Entries from a visual dataset

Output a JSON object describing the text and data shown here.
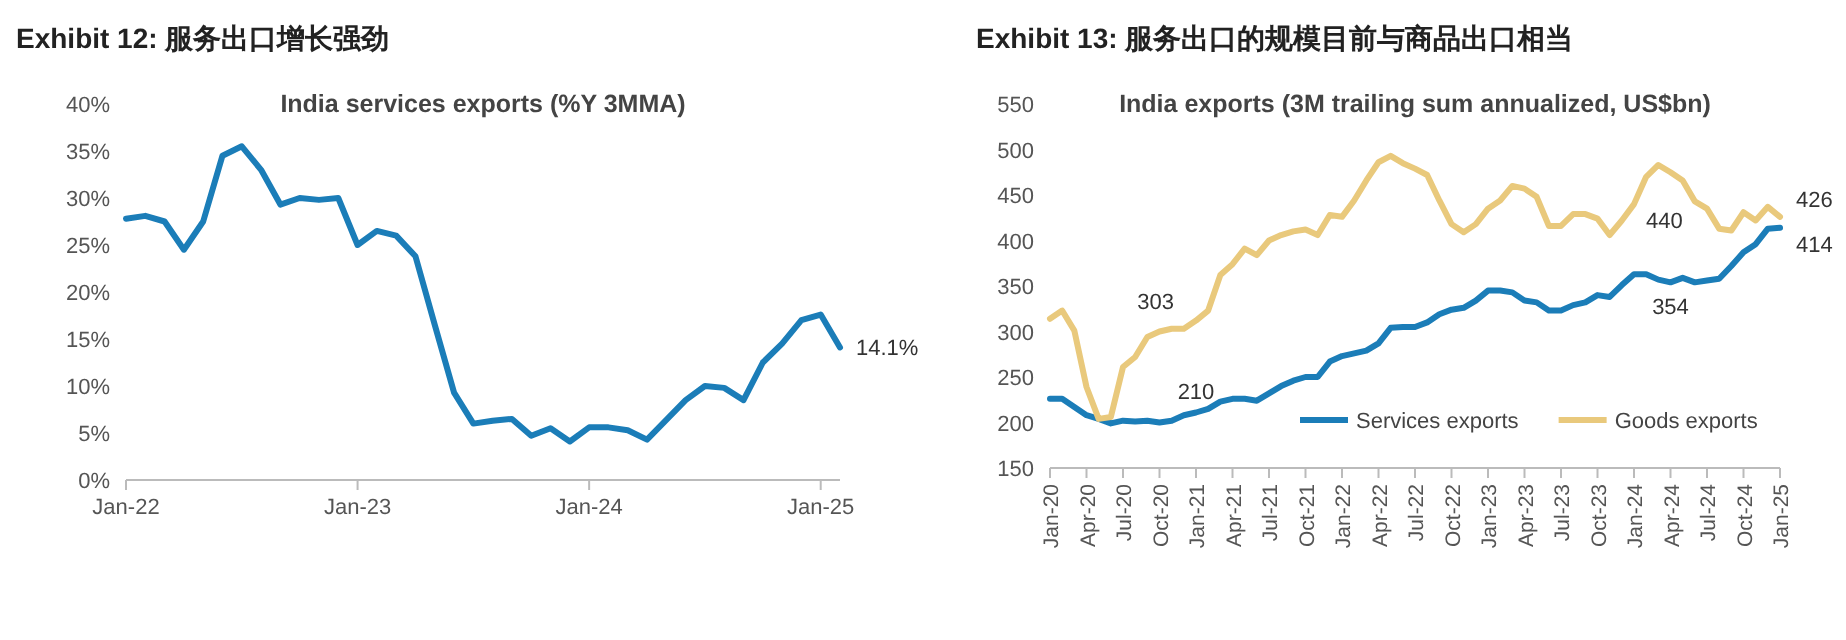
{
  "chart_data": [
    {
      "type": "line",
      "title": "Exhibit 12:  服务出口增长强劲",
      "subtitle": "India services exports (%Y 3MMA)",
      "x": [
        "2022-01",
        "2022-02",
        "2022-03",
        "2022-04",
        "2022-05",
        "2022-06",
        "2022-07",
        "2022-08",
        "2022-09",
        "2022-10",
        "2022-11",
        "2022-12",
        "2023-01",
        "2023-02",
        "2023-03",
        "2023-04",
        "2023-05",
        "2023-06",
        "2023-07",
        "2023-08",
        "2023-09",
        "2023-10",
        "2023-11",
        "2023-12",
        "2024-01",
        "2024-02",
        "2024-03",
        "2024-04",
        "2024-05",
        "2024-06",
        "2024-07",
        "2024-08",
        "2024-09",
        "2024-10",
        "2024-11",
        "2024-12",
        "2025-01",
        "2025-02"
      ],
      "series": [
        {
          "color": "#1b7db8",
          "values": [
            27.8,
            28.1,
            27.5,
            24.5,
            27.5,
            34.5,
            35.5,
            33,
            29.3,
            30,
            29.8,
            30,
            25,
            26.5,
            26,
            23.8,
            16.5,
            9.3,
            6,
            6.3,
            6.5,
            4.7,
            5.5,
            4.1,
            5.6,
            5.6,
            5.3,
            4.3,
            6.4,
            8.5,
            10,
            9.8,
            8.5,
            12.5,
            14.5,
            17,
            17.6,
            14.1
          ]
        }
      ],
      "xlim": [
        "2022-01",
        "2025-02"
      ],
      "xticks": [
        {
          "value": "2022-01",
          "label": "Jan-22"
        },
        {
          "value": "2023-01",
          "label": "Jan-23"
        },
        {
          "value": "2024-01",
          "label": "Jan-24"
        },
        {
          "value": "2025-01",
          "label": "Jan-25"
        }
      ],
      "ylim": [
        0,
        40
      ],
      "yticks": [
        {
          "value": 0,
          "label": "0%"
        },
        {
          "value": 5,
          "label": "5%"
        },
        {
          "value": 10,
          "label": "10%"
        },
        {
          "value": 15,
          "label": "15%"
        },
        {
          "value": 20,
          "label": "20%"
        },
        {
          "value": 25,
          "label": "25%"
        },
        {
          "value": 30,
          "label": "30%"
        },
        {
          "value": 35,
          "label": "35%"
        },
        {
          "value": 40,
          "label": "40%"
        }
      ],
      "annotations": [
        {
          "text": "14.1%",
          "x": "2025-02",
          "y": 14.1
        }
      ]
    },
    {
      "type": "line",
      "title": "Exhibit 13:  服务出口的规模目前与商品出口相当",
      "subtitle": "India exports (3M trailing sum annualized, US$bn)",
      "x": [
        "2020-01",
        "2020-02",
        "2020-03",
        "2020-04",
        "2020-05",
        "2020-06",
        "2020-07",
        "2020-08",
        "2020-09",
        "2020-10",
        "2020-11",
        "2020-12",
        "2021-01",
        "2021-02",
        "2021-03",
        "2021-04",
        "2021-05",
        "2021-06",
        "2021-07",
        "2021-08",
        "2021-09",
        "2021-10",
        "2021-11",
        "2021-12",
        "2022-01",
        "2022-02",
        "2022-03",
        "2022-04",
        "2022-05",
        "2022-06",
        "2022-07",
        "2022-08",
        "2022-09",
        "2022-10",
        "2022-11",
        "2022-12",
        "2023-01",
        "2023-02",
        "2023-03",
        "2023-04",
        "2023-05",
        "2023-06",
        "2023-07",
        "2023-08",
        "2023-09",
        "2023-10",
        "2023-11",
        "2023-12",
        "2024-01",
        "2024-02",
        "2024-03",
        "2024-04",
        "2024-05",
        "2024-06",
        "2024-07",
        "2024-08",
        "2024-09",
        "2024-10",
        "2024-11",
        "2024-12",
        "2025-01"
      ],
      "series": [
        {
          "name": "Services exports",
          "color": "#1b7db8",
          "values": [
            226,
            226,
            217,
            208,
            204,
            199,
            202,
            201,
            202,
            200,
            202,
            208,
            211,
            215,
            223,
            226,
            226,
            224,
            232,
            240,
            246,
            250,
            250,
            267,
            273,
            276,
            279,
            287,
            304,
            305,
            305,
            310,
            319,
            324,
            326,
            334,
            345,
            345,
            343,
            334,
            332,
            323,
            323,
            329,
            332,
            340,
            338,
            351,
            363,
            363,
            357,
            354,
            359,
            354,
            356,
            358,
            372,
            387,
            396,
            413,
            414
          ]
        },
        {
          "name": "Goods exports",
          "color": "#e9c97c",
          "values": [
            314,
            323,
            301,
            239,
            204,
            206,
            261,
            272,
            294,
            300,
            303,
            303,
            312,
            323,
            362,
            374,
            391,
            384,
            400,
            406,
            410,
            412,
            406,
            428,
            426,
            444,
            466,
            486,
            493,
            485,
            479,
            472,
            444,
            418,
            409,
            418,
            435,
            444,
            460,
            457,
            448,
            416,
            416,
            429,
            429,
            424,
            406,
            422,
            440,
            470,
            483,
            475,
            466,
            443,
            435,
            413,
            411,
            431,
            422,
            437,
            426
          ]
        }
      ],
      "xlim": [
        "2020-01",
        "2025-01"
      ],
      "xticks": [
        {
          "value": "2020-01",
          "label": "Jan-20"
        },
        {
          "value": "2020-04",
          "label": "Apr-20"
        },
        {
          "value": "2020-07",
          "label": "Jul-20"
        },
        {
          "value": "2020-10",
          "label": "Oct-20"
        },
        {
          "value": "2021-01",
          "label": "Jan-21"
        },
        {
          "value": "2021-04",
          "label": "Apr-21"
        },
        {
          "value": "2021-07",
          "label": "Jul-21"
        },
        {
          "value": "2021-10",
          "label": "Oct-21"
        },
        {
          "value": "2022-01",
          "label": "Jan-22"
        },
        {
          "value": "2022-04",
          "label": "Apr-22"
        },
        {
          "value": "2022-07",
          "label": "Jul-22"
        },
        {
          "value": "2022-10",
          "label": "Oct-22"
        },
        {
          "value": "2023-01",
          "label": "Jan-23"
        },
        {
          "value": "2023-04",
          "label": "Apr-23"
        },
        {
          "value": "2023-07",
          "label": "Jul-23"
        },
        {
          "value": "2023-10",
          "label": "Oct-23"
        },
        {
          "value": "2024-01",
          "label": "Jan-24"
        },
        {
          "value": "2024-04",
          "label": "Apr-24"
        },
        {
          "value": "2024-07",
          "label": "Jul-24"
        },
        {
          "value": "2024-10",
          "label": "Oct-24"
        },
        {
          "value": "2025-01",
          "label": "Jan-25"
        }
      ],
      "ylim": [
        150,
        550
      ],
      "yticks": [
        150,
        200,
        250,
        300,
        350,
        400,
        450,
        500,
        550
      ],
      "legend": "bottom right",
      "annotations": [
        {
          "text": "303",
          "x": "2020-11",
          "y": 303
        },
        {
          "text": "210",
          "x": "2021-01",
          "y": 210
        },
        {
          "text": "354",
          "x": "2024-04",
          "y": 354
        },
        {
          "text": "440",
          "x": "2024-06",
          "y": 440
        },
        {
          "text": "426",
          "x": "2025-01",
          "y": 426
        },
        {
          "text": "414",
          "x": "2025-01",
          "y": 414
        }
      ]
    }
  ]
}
* * *
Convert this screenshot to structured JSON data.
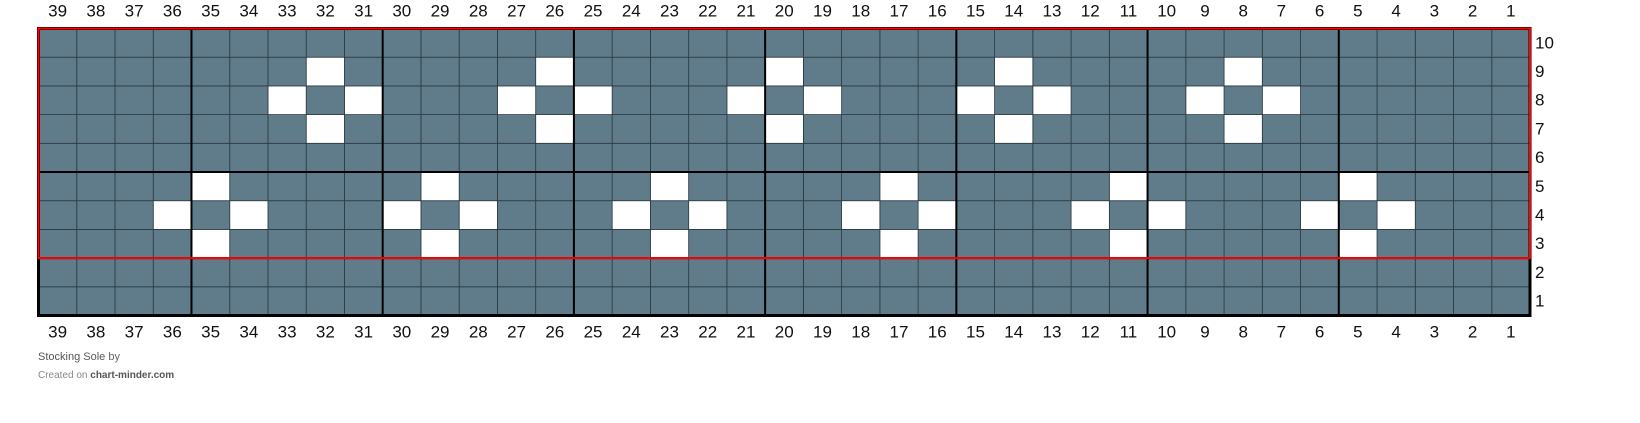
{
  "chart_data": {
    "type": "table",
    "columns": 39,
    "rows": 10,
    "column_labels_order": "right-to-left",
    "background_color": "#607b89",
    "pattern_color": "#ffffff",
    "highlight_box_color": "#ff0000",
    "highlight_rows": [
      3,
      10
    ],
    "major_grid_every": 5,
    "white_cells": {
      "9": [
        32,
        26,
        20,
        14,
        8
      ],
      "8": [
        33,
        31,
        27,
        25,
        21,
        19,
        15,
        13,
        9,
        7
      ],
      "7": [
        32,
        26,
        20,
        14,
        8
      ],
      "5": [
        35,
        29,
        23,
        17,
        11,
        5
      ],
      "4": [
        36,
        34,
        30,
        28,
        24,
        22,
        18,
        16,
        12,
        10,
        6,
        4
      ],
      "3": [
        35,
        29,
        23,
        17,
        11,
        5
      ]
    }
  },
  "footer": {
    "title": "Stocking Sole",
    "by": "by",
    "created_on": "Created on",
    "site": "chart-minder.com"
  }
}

Stated exercise
Check each line of the data above for the string "exports", then report how many lines have it, with no other words.

The output
4